Dataset records

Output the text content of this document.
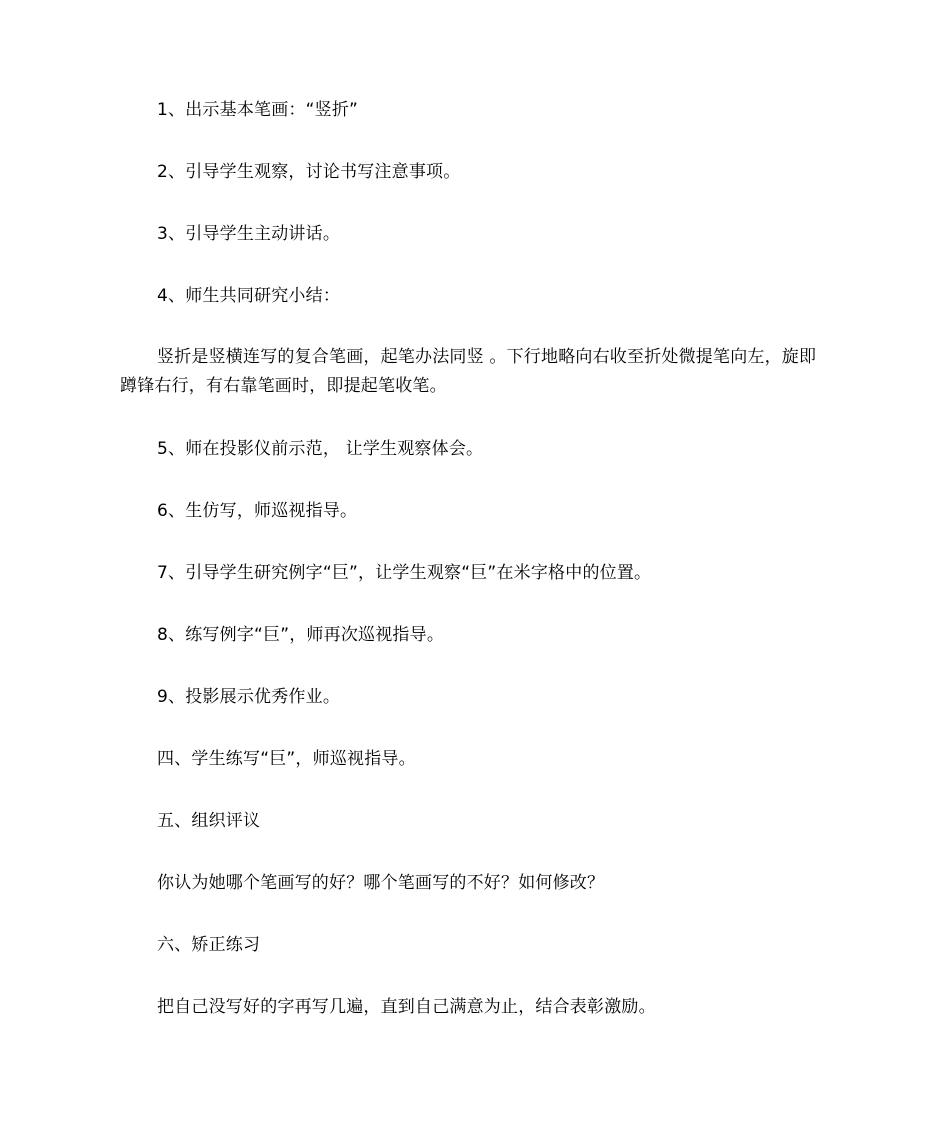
1、出示基本笔画：“竖折”
2、引导学生观察，讨论书写注意事项。
3、引导学生主动讲话。
4、师生共同研究小结：
竖折是竖横连写的复合笔画，起笔办法同竖 。下行地略向右收至折处微提笔向左，旋即蹲锋右行，有右靠笔画时，即提起笔收笔。
5、师在投影仪前示范， 让学生观察体会。
6、生仿写，师巡视指导。
7、引导学生研究例字“巨”，让学生观察“巨”在米字格中的位置。
8、练写例字“巨”，师再次巡视指导。
9、投影展示优秀作业。
四、学生练写“巨”，师巡视指导。
五、组织评议
你认为她哪个笔画写的好？哪个笔画写的不好？如何修改？
六、矫正练习
把自己没写好的字再写几遍，直到自己满意为止，结合表彰激励。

JOB.
Output the entries above exactly. Drop the pictures.

FULL RESPONSE.
Output the text content of this document.
1、出示基本笔画：“竖折”
2、引导学生观察，讨论书写注意事项。
3、引导学生主动讲话。
4、师生共同研究小结：
竖折是竖横连写的复合笔画，起笔办法同竖 。下行地略向右收至折处微提笔向左，旋即蹲锋右行，有右靠笔画时，即提起笔收笔。
5、师在投影仪前示范， 让学生观察体会。
6、生仿写，师巡视指导。
7、引导学生研究例字“巨”，让学生观察“巨”在米字格中的位置。
8、练写例字“巨”，师再次巡视指导。
9、投影展示优秀作业。
四、学生练写“巨”，师巡视指导。
五、组织评议
你认为她哪个笔画写的好？哪个笔画写的不好？如何修改？
六、矫正练习
把自己没写好的字再写几遍，直到自己满意为止，结合表彰激励。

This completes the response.